═══ Records for the task ═══
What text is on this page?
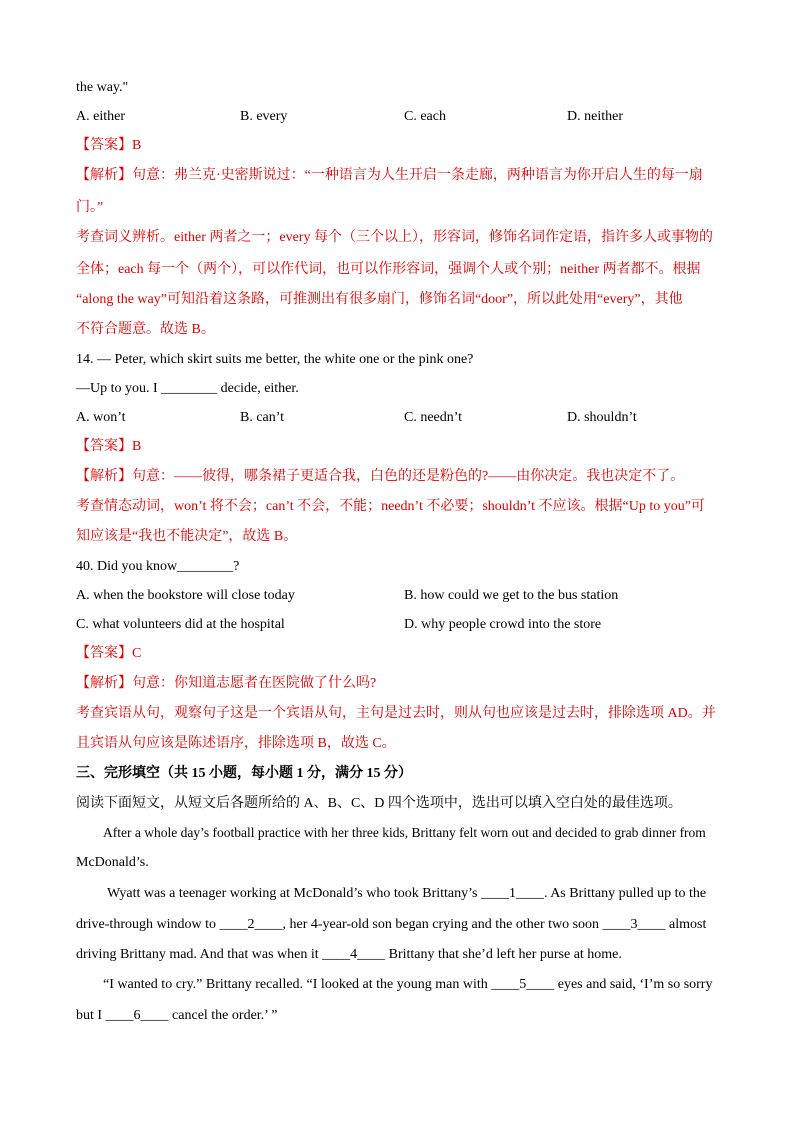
the way."
A. either	B. every	C. each	D. neither
【答案】B
【解析】句意：弗兰克·史密斯说过：“一种语言为人生开启一条走廊，两种语言为你开启人生的每一扇
门。”
考查词义辨析。either 两者之一；every 每个（三个以上），形容词，修饰名词作定语，指许多人或事物的
全体；each 每一个（两个），可以作代词，也可以作形容词，强调个人或个别；neither 两者都不。根据
“along the way”可知沿着这条路，可推测出有很多扇门，修饰名词“door”，所以此处用“every”，其他
不符合题意。故选 B。
14. — Peter, which skirt suits me better, the white one or the pink one?
—Up to you. I ________ decide, either.
A. won’t	B. can’t	C. needn’t	D. shouldn’t
【答案】B
【解析】句意：——彼得，哪条裙子更适合我，白色的还是粉色的?——由你决定。我也决定不了。
考查情态动词，won’t 将不会；can’t 不会，不能；needn’t 不必要；shouldn’t 不应该。根据“Up to you”可
知应该是“我也不能决定”，故选 B。
40. Did you know________?
A. when the bookstore will close today	B. how could we get to the bus station
C. what volunteers did at the hospital	D. why people crowd into the store
【答案】C
【解析】句意：你知道志愿者在医院做了什么吗?
考查宾语从句，观察句子这是一个宾语从句，主句是过去时，则从句也应该是过去时，排除选项 AD。并
且宾语从句应该是陈述语序，排除选项 B，故选 C。
三、完形填空（共 15 小题，每小题 1 分，满分 15 分）
阅读下面短文，从短文后各题所给的 A、B、C、D 四个选项中，选出可以填入空白处的最佳选项。
After a whole day’s football practice with her three kids, Brittany felt worn out and decided to grab dinner from
McDonald’s.
Wyatt was a teenager working at McDonald’s who took Brittany’s ____1____. As Brittany pulled up to the
drive-through window to ____2____, her 4-year-old son began crying and the other two soon ____3____ almost
driving Brittany mad. And that was when it ____4____ Brittany that she’d left her purse at home.
“I wanted to cry.” Brittany recalled. “I looked at the young man with ____5____ eyes and said, ‘I’m so sorry
but I ____6____ cancel the order.’ ”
═══
Set problem:
Leave out the pictures and give the listing above again exactly.

Answer to the task:
What text is on this page?
the way."
A. either	B. every	C. each	D. neither
【答案】B
【解析】句意：弗兰克·史密斯说过：“一种语言为人生开启一条走廊，两种语言为你开启人生的每一扇
门。”
考查词义辨析。either 两者之一；every 每个（三个以上），形容词，修饰名词作定语，指许多人或事物的
全体；each 每一个（两个），可以作代词，也可以作形容词，强调个人或个别；neither 两者都不。根据
“along the way”可知沿着这条路，可推测出有很多扇门，修饰名词“door”，所以此处用“every”，其他
不符合题意。故选 B。
14. — Peter, which skirt suits me better, the white one or the pink one?
—Up to you. I ________ decide, either.
A. won’t	B. can’t	C. needn’t	D. shouldn’t
【答案】B
【解析】句意：——彼得，哪条裙子更适合我，白色的还是粉色的?——由你决定。我也决定不了。
考查情态动词，won’t 将不会；can’t 不会，不能；needn’t 不必要；shouldn’t 不应该。根据“Up to you”可
知应该是“我也不能决定”，故选 B。
40. Did you know________?
A. when the bookstore will close today	B. how could we get to the bus station
C. what volunteers did at the hospital	D. why people crowd into the store
【答案】C
【解析】句意：你知道志愿者在医院做了什么吗?
考查宾语从句，观察句子这是一个宾语从句，主句是过去时，则从句也应该是过去时，排除选项 AD。并
且宾语从句应该是陈述语序，排除选项 B，故选 C。
三、完形填空（共 15 小题，每小题 1 分，满分 15 分）
阅读下面短文，从短文后各题所给的 A、B、C、D 四个选项中，选出可以填入空白处的最佳选项。
After a whole day’s football practice with her three kids, Brittany felt worn out and decided to grab dinner from
McDonald’s.
Wyatt was a teenager working at McDonald’s who took Brittany’s ____1____. As Brittany pulled up to the
drive-through window to ____2____, her 4-year-old son began crying and the other two soon ____3____ almost
driving Brittany mad. And that was when it ____4____ Brittany that she’d left her purse at home.
“I wanted to cry.” Brittany recalled. “I looked at the young man with ____5____ eyes and said, ‘I’m so sorry
but I ____6____ cancel the order.’ ”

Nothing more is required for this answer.